• _To be done_
Omit the images, then print each record below exactly as it reads.

• _Dataset rows_
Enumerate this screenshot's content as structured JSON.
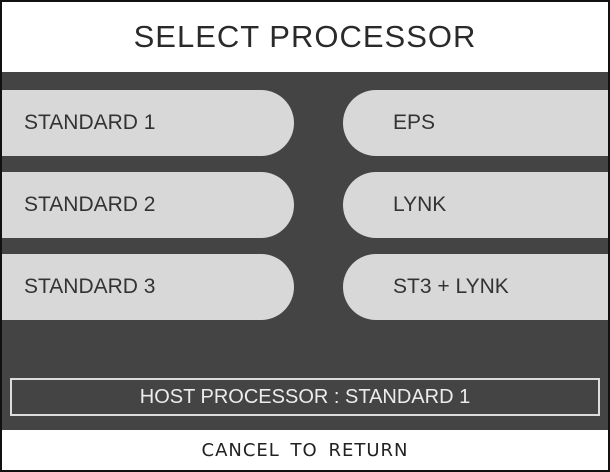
{
  "title": "SELECT PROCESSOR",
  "buttons": {
    "standard_1": "STANDARD 1",
    "standard_2": "STANDARD 2",
    "standard_3": "STANDARD 3",
    "eps": "EPS",
    "lynk": "LYNK",
    "st3_lynk": "ST3 + LYNK"
  },
  "status": {
    "label": "HOST PROCESSOR",
    "separator": " : ",
    "value": "STANDARD 1"
  },
  "footer": "CANCEL TO RETURN",
  "colors": {
    "panel": "#444444",
    "button": "#d8d8d8",
    "border": "#111111"
  }
}
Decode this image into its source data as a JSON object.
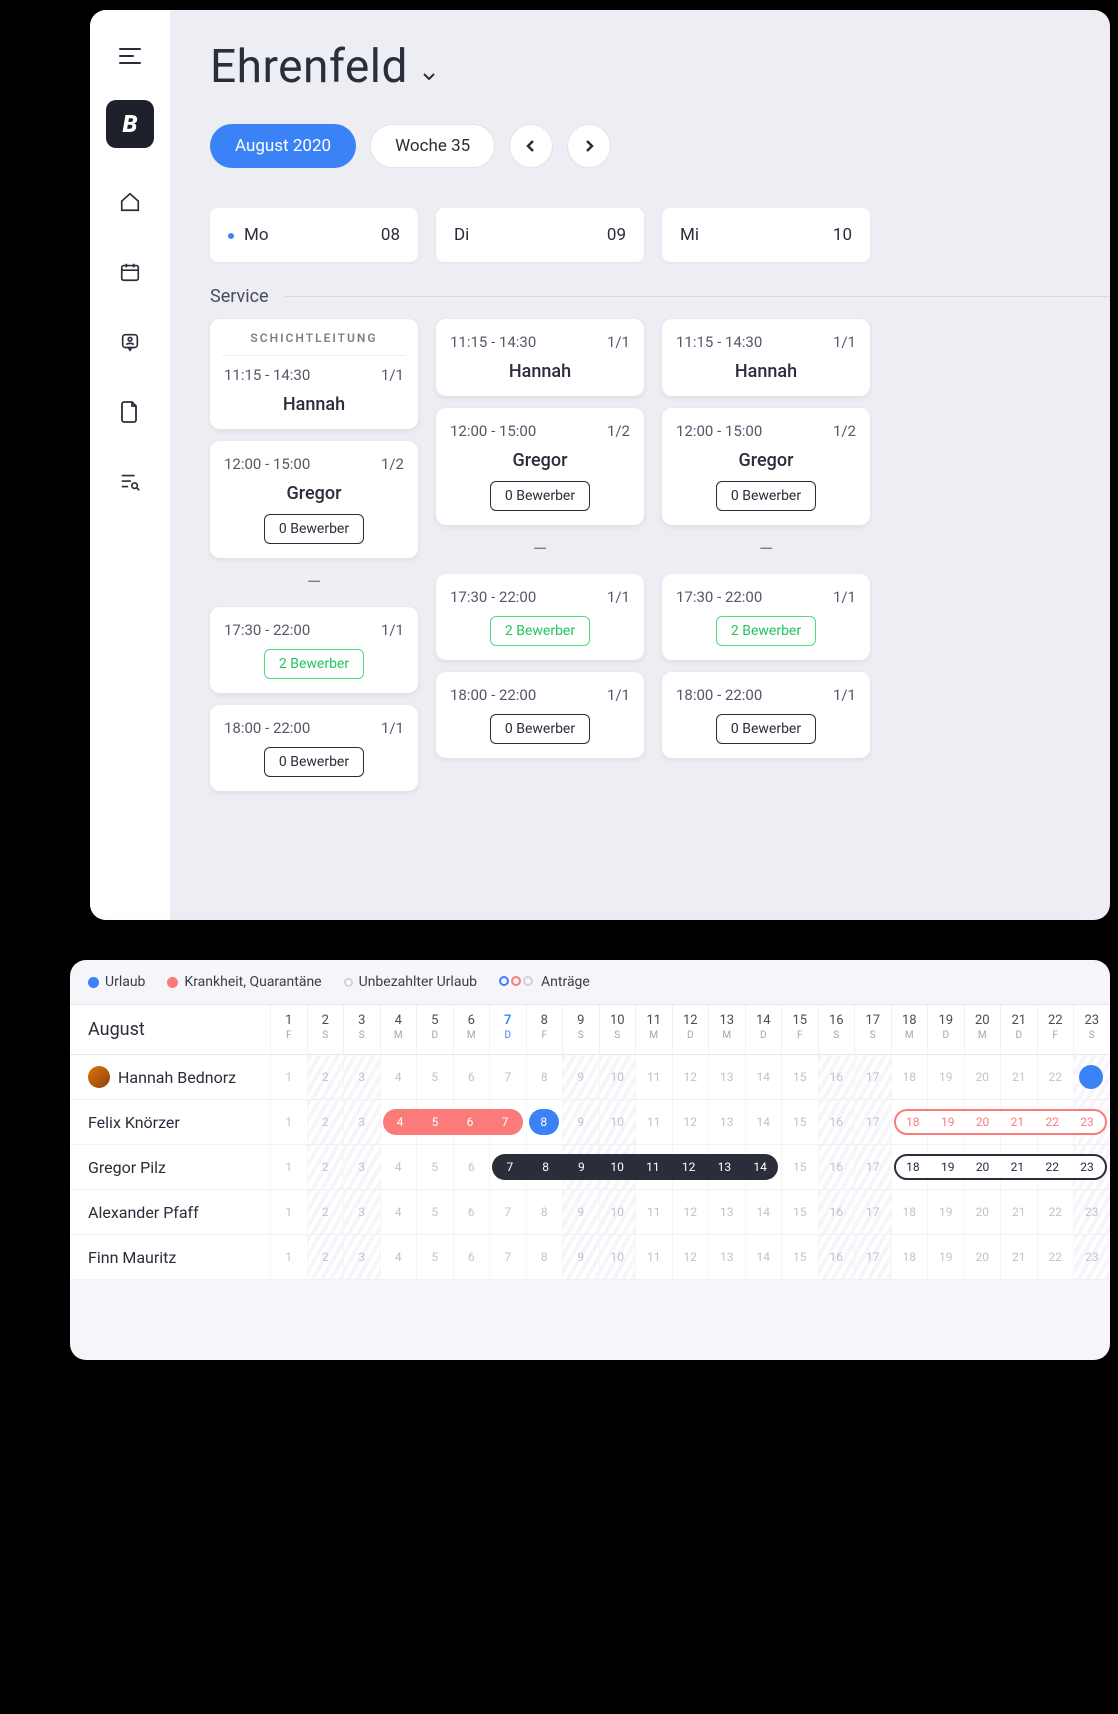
{
  "top": {
    "logo": "B",
    "title": "Ehrenfeld",
    "month_pill": "August 2020",
    "week_pill": "Woche 35",
    "days": [
      {
        "abbr": "Mo",
        "num": "08",
        "today": true
      },
      {
        "abbr": "Di",
        "num": "09",
        "today": false
      },
      {
        "abbr": "Mi",
        "num": "10",
        "today": false
      }
    ],
    "section": "Service",
    "subhead": "SCHICHTLEITUNG",
    "applicants_0": "0 Bewerber",
    "applicants_2": "2 Bewerber",
    "columns": [
      [
        {
          "time": "11:15 - 14:30",
          "count": "1/1",
          "name": "Hannah",
          "subhead": true
        },
        {
          "time": "12:00 - 15:00",
          "count": "1/2",
          "name": "Gregor",
          "chip": "applicants_0"
        },
        {
          "divider": "—"
        },
        {
          "time": "17:30 - 22:00",
          "count": "1/1",
          "chip": "applicants_2",
          "chip_green": true
        },
        {
          "time": "18:00 - 22:00",
          "count": "1/1",
          "chip": "applicants_0"
        }
      ],
      [
        {
          "time": "11:15 - 14:30",
          "count": "1/1",
          "name": "Hannah"
        },
        {
          "time": "12:00 - 15:00",
          "count": "1/2",
          "name": "Gregor",
          "chip": "applicants_0"
        },
        {
          "divider": "—"
        },
        {
          "time": "17:30 - 22:00",
          "count": "1/1",
          "chip": "applicants_2",
          "chip_green": true
        },
        {
          "time": "18:00 - 22:00",
          "count": "1/1",
          "chip": "applicants_0"
        }
      ],
      [
        {
          "time": "11:15 - 14:30",
          "count": "1/1",
          "name": "Hannah"
        },
        {
          "time": "12:00 - 15:00",
          "count": "1/2",
          "name": "Gregor",
          "chip": "applicants_0"
        },
        {
          "divider": "—"
        },
        {
          "time": "17:30 - 22:00",
          "count": "1/1",
          "chip": "applicants_2",
          "chip_green": true
        },
        {
          "time": "18:00 - 22:00",
          "count": "1/1",
          "chip": "applicants_0"
        }
      ]
    ]
  },
  "bottom": {
    "legend": {
      "urlaub": "Urlaub",
      "krank": "Krankheit, Quarantäne",
      "unbez": "Unbezahlter Urlaub",
      "antrage": "Anträge"
    },
    "month": "August",
    "day_headers": [
      {
        "n": "1",
        "w": "F"
      },
      {
        "n": "2",
        "w": "S"
      },
      {
        "n": "3",
        "w": "S"
      },
      {
        "n": "4",
        "w": "M"
      },
      {
        "n": "5",
        "w": "D"
      },
      {
        "n": "6",
        "w": "M"
      },
      {
        "n": "7",
        "w": "D",
        "today": true
      },
      {
        "n": "8",
        "w": "F"
      },
      {
        "n": "9",
        "w": "S"
      },
      {
        "n": "10",
        "w": "S"
      },
      {
        "n": "11",
        "w": "M"
      },
      {
        "n": "12",
        "w": "D"
      },
      {
        "n": "13",
        "w": "M"
      },
      {
        "n": "14",
        "w": "D"
      },
      {
        "n": "15",
        "w": "F"
      },
      {
        "n": "16",
        "w": "S"
      },
      {
        "n": "17",
        "w": "S"
      },
      {
        "n": "18",
        "w": "M"
      },
      {
        "n": "19",
        "w": "D"
      },
      {
        "n": "20",
        "w": "M"
      },
      {
        "n": "21",
        "w": "D"
      },
      {
        "n": "22",
        "w": "F"
      },
      {
        "n": "23",
        "w": "S"
      }
    ],
    "weekend_days": [
      2,
      3,
      9,
      10,
      16,
      17,
      23
    ],
    "rows": [
      {
        "name": "Hannah Bednorz",
        "avatar": true,
        "today_pill_at": 23
      },
      {
        "name": "Felix Knörzer",
        "bars": [
          {
            "type": "red",
            "from": 4,
            "to": 7
          },
          {
            "type": "blue",
            "from": 8,
            "to": 8
          },
          {
            "type": "outline-red",
            "from": 18,
            "to": 23
          }
        ]
      },
      {
        "name": "Gregor Pilz",
        "bars": [
          {
            "type": "dark",
            "from": 7,
            "to": 14
          },
          {
            "type": "outline-dark",
            "from": 18,
            "to": 23
          }
        ]
      },
      {
        "name": "Alexander Pfaff"
      },
      {
        "name": "Finn Mauritz"
      }
    ]
  }
}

• _Expected output_
Enumerate this screenshot's content as structured JSON.
{
  "title": "SELECT PROCESSOR",
  "buttons": {
    "standard_1": "STANDARD 1",
    "standard_2": "STANDARD 2",
    "standard_3": "STANDARD 3",
    "eps": "EPS",
    "lynk": "LYNK",
    "st3_lynk": "ST3 + LYNK"
  },
  "status": {
    "label": "HOST PROCESSOR",
    "separator": " : ",
    "value": "STANDARD 1"
  },
  "footer": "CANCEL TO RETURN",
  "colors": {
    "panel": "#444444",
    "button": "#d8d8d8",
    "border": "#111111"
  }
}
Decode this image into its source data as a JSON object.
{
  "top": {
    "logo": "B",
    "title": "Ehrenfeld",
    "month_pill": "August 2020",
    "week_pill": "Woche 35",
    "days": [
      {
        "abbr": "Mo",
        "num": "08",
        "today": true
      },
      {
        "abbr": "Di",
        "num": "09",
        "today": false
      },
      {
        "abbr": "Mi",
        "num": "10",
        "today": false
      }
    ],
    "section": "Service",
    "subhead": "SCHICHTLEITUNG",
    "applicants_0": "0 Bewerber",
    "applicants_2": "2 Bewerber",
    "columns": [
      [
        {
          "time": "11:15 - 14:30",
          "count": "1/1",
          "name": "Hannah",
          "subhead": true
        },
        {
          "time": "12:00 - 15:00",
          "count": "1/2",
          "name": "Gregor",
          "chip": "applicants_0"
        },
        {
          "divider": "—"
        },
        {
          "time": "17:30 - 22:00",
          "count": "1/1",
          "chip": "applicants_2",
          "chip_green": true
        },
        {
          "time": "18:00 - 22:00",
          "count": "1/1",
          "chip": "applicants_0"
        }
      ],
      [
        {
          "time": "11:15 - 14:30",
          "count": "1/1",
          "name": "Hannah"
        },
        {
          "time": "12:00 - 15:00",
          "count": "1/2",
          "name": "Gregor",
          "chip": "applicants_0"
        },
        {
          "divider": "—"
        },
        {
          "time": "17:30 - 22:00",
          "count": "1/1",
          "chip": "applicants_2",
          "chip_green": true
        },
        {
          "time": "18:00 - 22:00",
          "count": "1/1",
          "chip": "applicants_0"
        }
      ],
      [
        {
          "time": "11:15 - 14:30",
          "count": "1/1",
          "name": "Hannah"
        },
        {
          "time": "12:00 - 15:00",
          "count": "1/2",
          "name": "Gregor",
          "chip": "applicants_0"
        },
        {
          "divider": "—"
        },
        {
          "time": "17:30 - 22:00",
          "count": "1/1",
          "chip": "applicants_2",
          "chip_green": true
        },
        {
          "time": "18:00 - 22:00",
          "count": "1/1",
          "chip": "applicants_0"
        }
      ]
    ]
  },
  "bottom": {
    "legend": {
      "urlaub": "Urlaub",
      "krank": "Krankheit, Quarantäne",
      "unbez": "Unbezahlter Urlaub",
      "antrage": "Anträge"
    },
    "month": "August",
    "day_headers": [
      {
        "n": "1",
        "w": "F"
      },
      {
        "n": "2",
        "w": "S"
      },
      {
        "n": "3",
        "w": "S"
      },
      {
        "n": "4",
        "w": "M"
      },
      {
        "n": "5",
        "w": "D"
      },
      {
        "n": "6",
        "w": "M"
      },
      {
        "n": "7",
        "w": "D",
        "today": true
      },
      {
        "n": "8",
        "w": "F"
      },
      {
        "n": "9",
        "w": "S"
      },
      {
        "n": "10",
        "w": "S"
      },
      {
        "n": "11",
        "w": "M"
      },
      {
        "n": "12",
        "w": "D"
      },
      {
        "n": "13",
        "w": "M"
      },
      {
        "n": "14",
        "w": "D"
      },
      {
        "n": "15",
        "w": "F"
      },
      {
        "n": "16",
        "w": "S"
      },
      {
        "n": "17",
        "w": "S"
      },
      {
        "n": "18",
        "w": "M"
      },
      {
        "n": "19",
        "w": "D"
      },
      {
        "n": "20",
        "w": "M"
      },
      {
        "n": "21",
        "w": "D"
      },
      {
        "n": "22",
        "w": "F"
      },
      {
        "n": "23",
        "w": "S"
      }
    ],
    "weekend_days": [
      2,
      3,
      9,
      10,
      16,
      17,
      23
    ],
    "rows": [
      {
        "name": "Hannah Bednorz",
        "avatar": true,
        "today_pill_at": 23
      },
      {
        "name": "Felix Knörzer",
        "bars": [
          {
            "type": "red",
            "from": 4,
            "to": 7
          },
          {
            "type": "blue",
            "from": 8,
            "to": 8
          },
          {
            "type": "outline-red",
            "from": 18,
            "to": 23
          }
        ]
      },
      {
        "name": "Gregor Pilz",
        "bars": [
          {
            "type": "dark",
            "from": 7,
            "to": 14
          },
          {
            "type": "outline-dark",
            "from": 18,
            "to": 23
          }
        ]
      },
      {
        "name": "Alexander Pfaff"
      },
      {
        "name": "Finn Mauritz"
      }
    ]
  }
}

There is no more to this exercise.